» WHAT IS NEEDED: Transcribe all of the material exactly, except for its pictures.

[START OF DATA IN THIS EXERCISE]

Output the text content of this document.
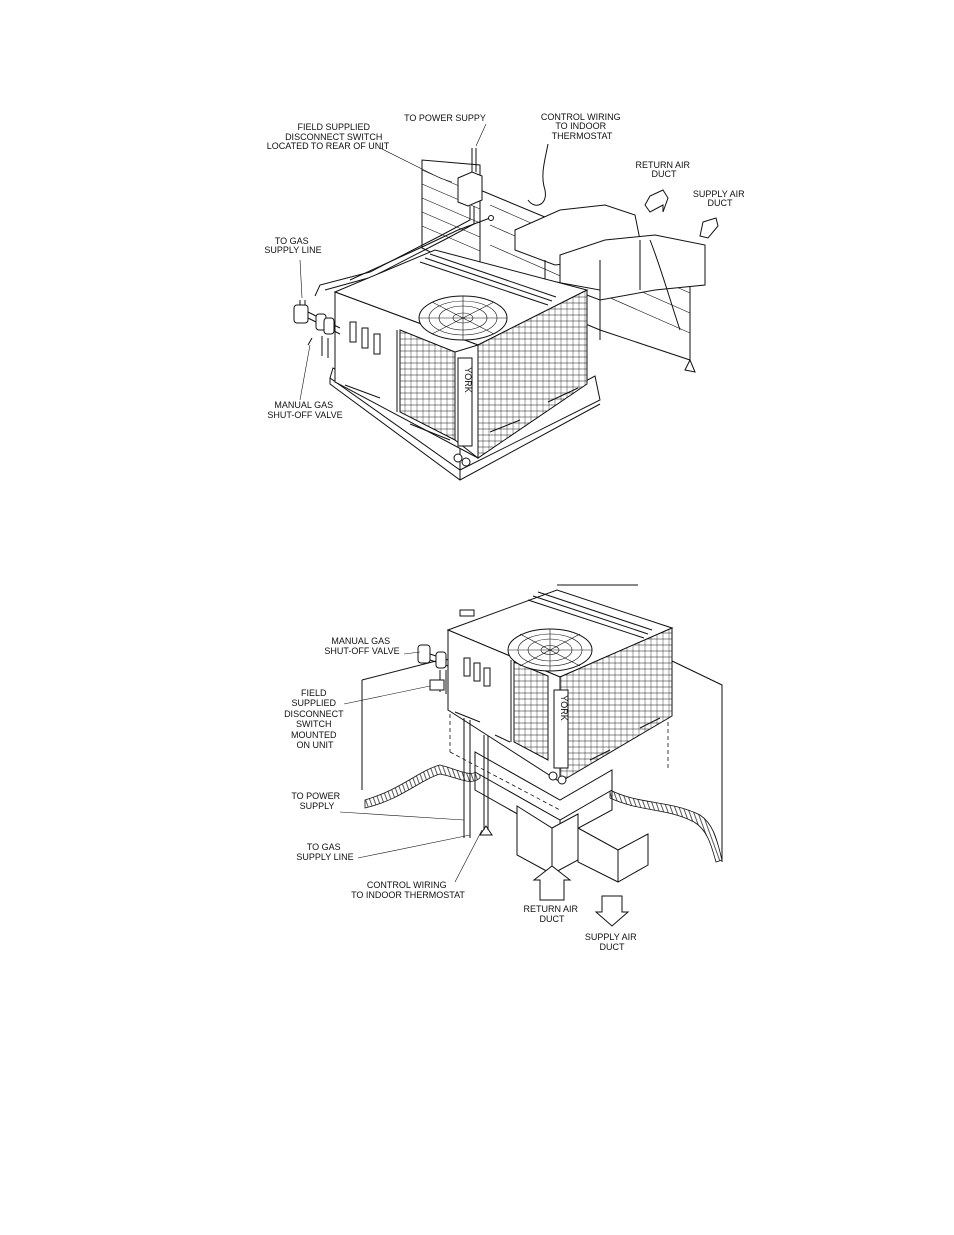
YORK
TO POWER SUPPY	CONTROL WIRING TO INDOOR THERMOSTAT
FIELD SUPPLIED DISCONNECT SWITCH LOCATED TO REAR OF UNIT
RETURN AIR DUCT
SUPPLY AIR DUCT
TO GAS SUPPLY LINE
MANUAL GAS SHUT-OFF VALVE
YORK
MANUAL GAS SHUT-OFF VALVE
FIELD SUPPLIED DISCONNECT SWITCH MOUNTED ON UNIT
TO POWER SUPPLY
TO GAS SUPPLY LINE
CONTROL WIRING TO INDOOR THERMOSTAT
RETURN AIR DUCT
SUPPLY AIR DUCT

[END OF DATA IN THIS EXERCISE]

» RESPONSE BELOW:
Output the text content of this document.
YORK
TO POWER SUPPY	CONTROL WIRING TO INDOOR THERMOSTAT
FIELD SUPPLIED DISCONNECT SWITCH LOCATED TO REAR OF UNIT
RETURN AIR DUCT
SUPPLY AIR DUCT
TO GAS SUPPLY LINE
MANUAL GAS SHUT-OFF VALVE
YORK
MANUAL GAS SHUT-OFF VALVE
FIELD SUPPLIED DISCONNECT SWITCH MOUNTED ON UNIT
TO POWER SUPPLY
TO GAS SUPPLY LINE
CONTROL WIRING TO INDOOR THERMOSTAT
RETURN AIR DUCT
SUPPLY AIR DUCT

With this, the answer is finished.